╭─ Excerpted data

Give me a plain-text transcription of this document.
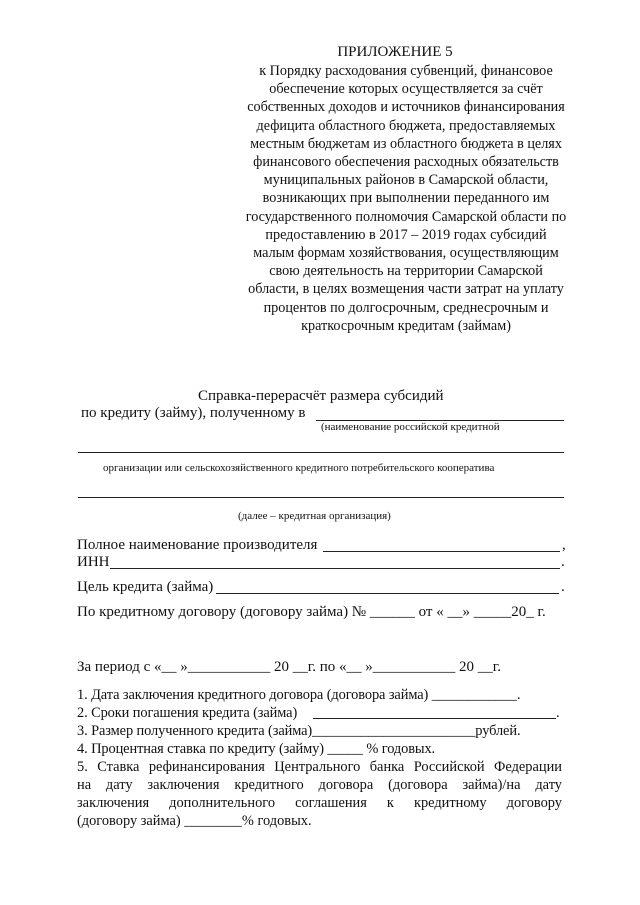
ПРИЛОЖЕНИЕ 5
к Порядку расходования субвенций, финансовое
обеспечение которых осуществляется за счёт
собственных доходов и источников финансирования
дефицита областного бюджета, предоставляемых
местным бюджетам из областного бюджета в целях
финансового обеспечения расходных обязательств
муниципальных районов в Самарской области,
возникающих при выполнении переданного им
государственного полномочия Самарской области по
предоставлению в 2017 – 2019 годах субсидий
малым формам хозяйствования, осуществляющим
свою деятельность на территории Самарской
области, в целях возмещения части затрат на уплату
процентов по долгосрочным, среднесрочным и
краткосрочным кредитам (займам)
Справка-перерасчёт размера субсидий
по кредиту (займу), полученному в
(наименование российской кредитной
организации или сельскохозяйственного кредитного потребительского кооператива
(далее – кредитная организация)
Полное наименование производителя	,
ИНН	.
Цель кредита (займа)	.
По кредитному договору (договору займа) № ______ от « __» _____20_ г.
За период с «__ »___________ 20 __г. по «__ »___________ 20 __г.
1. Дата заключения кредитного договора (договора займа) ____________.
2. Сроки погашения кредита (займа)	.
3. Размер полученного кредита (займа)_______________________рублей.
4. Процентная ставка по кредиту (займу) _____ % годовых.
5. Ставка рефинансирования Центрального банка Российской Федерации
на дату заключения кредитного договора (договора займа)/на дату
заключения дополнительного соглашения к кредитному договору
(договору займа) ________% годовых.
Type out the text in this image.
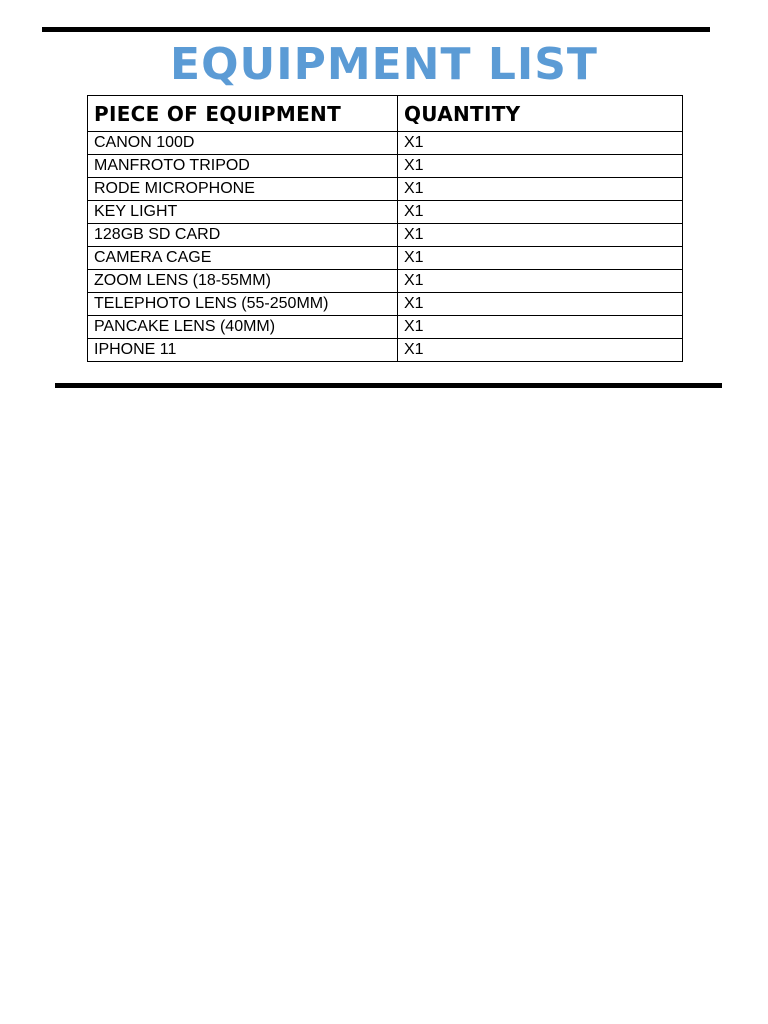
EQUIPMENT LIST
PIECE OF EQUIPMENT	QUANTITY
CANON 100D	X1
MANFROTO TRIPOD	X1
RODE MICROPHONE	X1
KEY LIGHT	X1
128GB SD CARD	X1
CAMERA CAGE	X1
ZOOM LENS (18-55MM)	X1
TELEPHOTO LENS (55-250MM)	X1
PANCAKE LENS (40MM)	X1
IPHONE 11	X1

╰─

Select and copy every line of the material that holds the string "договору".

По кредитному договору (договору займа) № ______ от « __» _____20_ г.
заключения дополнительного соглашения к кредитному договору
(договору займа) ________% годовых.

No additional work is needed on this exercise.